_What you will do_.
Tally every line of the listing below that holds "xlabel", then give the tally alone.

(begin)

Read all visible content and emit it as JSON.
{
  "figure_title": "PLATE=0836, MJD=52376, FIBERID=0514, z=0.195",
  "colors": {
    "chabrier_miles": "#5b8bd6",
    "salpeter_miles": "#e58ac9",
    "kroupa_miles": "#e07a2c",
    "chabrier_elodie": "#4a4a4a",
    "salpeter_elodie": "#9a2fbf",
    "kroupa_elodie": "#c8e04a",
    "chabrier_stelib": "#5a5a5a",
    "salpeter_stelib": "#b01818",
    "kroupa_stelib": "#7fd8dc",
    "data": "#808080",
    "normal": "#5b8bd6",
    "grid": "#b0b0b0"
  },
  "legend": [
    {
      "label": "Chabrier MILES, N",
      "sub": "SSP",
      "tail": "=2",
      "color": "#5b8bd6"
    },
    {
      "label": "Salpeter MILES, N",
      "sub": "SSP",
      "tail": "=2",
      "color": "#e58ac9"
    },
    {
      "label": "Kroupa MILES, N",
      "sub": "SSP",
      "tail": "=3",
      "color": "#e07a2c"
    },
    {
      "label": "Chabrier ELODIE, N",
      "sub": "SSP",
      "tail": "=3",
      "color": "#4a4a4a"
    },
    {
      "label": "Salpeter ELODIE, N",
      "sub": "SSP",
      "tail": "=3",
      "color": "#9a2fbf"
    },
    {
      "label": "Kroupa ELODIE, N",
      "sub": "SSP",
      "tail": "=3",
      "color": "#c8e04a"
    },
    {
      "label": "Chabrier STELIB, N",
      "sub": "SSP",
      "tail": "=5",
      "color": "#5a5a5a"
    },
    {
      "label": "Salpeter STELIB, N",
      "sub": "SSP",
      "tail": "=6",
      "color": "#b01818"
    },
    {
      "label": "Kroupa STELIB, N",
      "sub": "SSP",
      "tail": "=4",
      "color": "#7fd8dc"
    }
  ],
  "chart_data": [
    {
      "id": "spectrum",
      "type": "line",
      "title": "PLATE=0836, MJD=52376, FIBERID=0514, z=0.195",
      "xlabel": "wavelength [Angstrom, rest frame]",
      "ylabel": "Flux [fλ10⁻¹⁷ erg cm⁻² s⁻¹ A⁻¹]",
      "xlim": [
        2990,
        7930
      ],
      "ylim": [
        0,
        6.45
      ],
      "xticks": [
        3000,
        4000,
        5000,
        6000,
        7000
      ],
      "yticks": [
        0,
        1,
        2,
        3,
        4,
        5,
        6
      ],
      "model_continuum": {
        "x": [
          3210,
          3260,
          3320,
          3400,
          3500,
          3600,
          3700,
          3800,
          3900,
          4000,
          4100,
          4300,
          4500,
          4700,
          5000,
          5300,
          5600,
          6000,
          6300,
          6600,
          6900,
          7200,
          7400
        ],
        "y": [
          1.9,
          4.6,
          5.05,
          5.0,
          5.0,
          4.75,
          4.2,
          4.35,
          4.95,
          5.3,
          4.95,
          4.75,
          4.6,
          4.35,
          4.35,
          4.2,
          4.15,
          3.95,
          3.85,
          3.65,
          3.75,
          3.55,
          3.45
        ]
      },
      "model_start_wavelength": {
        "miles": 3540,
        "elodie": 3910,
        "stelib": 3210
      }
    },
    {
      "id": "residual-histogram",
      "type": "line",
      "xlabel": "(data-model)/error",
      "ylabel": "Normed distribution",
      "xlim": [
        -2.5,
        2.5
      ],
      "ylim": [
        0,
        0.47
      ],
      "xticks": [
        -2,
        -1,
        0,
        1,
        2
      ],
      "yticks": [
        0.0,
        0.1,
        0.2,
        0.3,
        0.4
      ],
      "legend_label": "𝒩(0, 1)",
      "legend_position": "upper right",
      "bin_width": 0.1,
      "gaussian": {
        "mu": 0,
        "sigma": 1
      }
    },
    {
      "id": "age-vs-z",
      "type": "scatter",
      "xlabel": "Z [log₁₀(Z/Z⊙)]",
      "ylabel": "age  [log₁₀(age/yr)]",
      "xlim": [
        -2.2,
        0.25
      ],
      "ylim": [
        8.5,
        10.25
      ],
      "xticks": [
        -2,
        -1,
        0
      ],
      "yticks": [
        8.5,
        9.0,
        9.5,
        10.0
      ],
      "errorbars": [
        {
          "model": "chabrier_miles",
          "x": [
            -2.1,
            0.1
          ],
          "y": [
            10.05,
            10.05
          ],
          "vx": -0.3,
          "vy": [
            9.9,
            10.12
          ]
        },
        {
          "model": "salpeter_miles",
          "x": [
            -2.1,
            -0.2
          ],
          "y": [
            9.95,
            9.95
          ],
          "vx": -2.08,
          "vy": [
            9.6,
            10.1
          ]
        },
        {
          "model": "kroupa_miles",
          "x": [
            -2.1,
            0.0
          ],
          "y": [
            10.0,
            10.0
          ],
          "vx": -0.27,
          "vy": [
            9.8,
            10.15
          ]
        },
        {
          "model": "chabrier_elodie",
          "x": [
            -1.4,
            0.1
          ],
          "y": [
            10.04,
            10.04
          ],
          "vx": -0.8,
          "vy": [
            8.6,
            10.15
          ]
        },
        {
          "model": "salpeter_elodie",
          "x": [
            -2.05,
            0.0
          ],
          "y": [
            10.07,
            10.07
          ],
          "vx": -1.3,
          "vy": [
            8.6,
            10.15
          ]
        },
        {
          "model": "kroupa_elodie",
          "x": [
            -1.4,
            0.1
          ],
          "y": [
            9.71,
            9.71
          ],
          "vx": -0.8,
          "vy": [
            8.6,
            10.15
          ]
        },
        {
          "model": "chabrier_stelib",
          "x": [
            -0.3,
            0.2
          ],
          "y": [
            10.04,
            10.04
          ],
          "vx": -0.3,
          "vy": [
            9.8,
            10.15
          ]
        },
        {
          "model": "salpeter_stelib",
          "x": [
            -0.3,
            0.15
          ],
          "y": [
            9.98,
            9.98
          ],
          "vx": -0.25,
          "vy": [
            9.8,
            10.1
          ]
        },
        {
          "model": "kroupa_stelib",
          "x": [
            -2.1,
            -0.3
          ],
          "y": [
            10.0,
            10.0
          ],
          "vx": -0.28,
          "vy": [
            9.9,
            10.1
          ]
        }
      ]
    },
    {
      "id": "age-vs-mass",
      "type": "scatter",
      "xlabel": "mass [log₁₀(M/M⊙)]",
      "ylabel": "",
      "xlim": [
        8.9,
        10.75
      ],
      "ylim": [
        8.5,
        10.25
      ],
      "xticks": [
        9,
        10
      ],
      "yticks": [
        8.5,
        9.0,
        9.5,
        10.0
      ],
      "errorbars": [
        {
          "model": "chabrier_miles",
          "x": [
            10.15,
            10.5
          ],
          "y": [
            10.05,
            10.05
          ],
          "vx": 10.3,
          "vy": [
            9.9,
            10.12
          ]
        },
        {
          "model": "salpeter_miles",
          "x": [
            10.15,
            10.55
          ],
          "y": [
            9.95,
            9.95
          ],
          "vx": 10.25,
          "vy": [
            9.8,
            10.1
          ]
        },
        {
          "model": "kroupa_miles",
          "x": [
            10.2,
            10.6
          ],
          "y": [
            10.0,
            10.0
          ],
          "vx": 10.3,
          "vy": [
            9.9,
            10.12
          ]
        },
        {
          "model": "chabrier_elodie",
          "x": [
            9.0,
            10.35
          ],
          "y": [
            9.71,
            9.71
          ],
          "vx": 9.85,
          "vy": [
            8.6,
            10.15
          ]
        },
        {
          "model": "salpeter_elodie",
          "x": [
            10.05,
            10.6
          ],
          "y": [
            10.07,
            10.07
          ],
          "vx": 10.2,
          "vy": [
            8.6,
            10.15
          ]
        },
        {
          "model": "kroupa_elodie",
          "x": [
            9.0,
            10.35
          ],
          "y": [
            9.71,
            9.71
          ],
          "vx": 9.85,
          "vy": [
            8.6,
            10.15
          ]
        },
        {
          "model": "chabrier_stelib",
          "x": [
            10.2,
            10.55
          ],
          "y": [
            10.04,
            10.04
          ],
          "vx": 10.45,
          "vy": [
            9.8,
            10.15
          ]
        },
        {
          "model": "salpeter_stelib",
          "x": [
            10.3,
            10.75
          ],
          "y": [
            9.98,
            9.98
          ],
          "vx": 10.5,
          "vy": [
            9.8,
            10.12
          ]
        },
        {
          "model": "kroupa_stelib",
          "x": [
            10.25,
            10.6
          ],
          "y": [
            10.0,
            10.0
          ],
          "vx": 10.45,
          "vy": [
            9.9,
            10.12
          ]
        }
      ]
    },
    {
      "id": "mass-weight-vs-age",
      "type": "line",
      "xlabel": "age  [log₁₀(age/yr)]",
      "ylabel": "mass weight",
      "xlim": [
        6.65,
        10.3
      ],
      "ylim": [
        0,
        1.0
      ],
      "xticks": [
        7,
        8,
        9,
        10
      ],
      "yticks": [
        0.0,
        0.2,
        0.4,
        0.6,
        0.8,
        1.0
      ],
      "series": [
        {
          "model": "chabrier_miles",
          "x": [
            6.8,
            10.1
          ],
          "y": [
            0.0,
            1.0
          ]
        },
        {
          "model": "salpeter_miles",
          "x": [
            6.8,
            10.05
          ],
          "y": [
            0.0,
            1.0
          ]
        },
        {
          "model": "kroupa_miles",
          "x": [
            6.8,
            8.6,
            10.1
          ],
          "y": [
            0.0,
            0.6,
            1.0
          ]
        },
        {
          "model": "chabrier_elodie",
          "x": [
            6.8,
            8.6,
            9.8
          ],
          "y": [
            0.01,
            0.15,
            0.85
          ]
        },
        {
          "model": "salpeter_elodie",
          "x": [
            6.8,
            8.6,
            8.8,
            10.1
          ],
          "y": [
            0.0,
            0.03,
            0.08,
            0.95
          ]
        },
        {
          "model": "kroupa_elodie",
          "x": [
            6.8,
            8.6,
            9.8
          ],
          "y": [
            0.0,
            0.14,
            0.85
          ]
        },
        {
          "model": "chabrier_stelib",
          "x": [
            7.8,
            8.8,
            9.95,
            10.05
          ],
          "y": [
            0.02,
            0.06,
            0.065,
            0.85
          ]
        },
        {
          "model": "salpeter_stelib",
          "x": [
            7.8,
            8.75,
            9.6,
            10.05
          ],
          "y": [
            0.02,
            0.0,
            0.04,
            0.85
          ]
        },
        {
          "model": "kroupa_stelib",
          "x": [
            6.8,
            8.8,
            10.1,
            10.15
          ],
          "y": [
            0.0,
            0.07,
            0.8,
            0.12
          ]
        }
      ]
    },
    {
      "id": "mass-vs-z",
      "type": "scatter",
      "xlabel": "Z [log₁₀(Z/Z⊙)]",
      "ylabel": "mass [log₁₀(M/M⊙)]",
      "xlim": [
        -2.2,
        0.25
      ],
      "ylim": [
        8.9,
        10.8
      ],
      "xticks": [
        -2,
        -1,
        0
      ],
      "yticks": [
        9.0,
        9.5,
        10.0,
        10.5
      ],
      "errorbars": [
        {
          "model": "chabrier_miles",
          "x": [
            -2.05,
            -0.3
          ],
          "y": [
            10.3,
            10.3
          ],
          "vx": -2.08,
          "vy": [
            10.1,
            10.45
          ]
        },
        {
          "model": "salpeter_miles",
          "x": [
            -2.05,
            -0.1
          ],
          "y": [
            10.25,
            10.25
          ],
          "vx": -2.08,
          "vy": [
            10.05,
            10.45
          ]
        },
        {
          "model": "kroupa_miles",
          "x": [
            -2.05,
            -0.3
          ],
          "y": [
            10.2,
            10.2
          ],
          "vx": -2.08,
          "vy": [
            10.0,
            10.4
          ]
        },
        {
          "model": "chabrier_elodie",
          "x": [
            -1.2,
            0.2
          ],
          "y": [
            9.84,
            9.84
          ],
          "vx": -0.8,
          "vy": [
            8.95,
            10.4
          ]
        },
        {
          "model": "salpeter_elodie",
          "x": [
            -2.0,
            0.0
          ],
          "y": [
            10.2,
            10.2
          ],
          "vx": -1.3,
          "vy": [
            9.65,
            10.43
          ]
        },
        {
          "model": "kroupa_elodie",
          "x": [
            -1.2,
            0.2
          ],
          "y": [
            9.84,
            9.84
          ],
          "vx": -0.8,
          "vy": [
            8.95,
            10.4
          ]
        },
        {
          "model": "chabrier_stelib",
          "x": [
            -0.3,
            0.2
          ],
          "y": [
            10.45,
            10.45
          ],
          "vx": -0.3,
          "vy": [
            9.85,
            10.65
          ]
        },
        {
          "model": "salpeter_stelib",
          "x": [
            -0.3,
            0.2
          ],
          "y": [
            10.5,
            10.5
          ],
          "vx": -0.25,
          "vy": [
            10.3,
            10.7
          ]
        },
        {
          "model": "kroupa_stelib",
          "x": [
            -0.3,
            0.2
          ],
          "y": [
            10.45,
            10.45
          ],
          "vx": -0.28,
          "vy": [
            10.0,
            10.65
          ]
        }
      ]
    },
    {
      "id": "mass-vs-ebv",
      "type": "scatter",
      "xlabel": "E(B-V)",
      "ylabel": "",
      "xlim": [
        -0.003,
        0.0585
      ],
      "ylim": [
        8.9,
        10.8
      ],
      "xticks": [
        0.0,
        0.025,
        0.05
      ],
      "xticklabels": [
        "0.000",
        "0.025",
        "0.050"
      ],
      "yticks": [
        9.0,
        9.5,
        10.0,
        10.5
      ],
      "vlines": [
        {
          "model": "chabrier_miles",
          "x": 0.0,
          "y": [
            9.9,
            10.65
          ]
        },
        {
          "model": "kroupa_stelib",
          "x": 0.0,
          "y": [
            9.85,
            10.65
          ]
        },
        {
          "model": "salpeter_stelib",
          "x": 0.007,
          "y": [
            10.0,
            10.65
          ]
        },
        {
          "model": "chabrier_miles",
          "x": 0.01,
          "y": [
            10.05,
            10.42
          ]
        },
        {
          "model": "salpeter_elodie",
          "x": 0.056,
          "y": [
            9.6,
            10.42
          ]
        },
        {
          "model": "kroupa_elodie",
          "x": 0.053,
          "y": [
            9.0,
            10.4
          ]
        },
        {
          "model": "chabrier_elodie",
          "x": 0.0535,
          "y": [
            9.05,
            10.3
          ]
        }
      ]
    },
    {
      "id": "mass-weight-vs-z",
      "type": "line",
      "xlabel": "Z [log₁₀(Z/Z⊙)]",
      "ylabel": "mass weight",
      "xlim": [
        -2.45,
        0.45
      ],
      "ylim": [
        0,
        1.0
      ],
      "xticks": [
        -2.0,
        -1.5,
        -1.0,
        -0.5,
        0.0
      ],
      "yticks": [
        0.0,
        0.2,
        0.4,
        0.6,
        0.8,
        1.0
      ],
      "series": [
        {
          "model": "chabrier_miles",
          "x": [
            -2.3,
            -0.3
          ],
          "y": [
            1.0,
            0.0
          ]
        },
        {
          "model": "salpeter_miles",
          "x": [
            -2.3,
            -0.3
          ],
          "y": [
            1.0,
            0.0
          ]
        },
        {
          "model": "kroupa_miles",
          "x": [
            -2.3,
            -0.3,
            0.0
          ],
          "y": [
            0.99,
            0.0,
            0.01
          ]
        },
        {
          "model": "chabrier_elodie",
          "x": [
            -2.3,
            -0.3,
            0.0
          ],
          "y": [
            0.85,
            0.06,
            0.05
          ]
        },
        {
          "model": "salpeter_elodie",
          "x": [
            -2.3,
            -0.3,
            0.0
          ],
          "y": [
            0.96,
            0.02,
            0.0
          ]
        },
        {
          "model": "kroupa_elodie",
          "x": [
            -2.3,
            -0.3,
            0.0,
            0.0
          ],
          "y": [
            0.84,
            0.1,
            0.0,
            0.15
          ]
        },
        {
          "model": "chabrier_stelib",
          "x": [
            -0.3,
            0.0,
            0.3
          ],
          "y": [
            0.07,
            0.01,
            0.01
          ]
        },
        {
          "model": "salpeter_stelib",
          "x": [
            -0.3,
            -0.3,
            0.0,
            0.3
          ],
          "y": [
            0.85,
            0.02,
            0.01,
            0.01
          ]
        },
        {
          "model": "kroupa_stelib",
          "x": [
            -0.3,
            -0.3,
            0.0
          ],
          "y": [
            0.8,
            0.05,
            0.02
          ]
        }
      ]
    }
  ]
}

(end)

_Correct response_.
8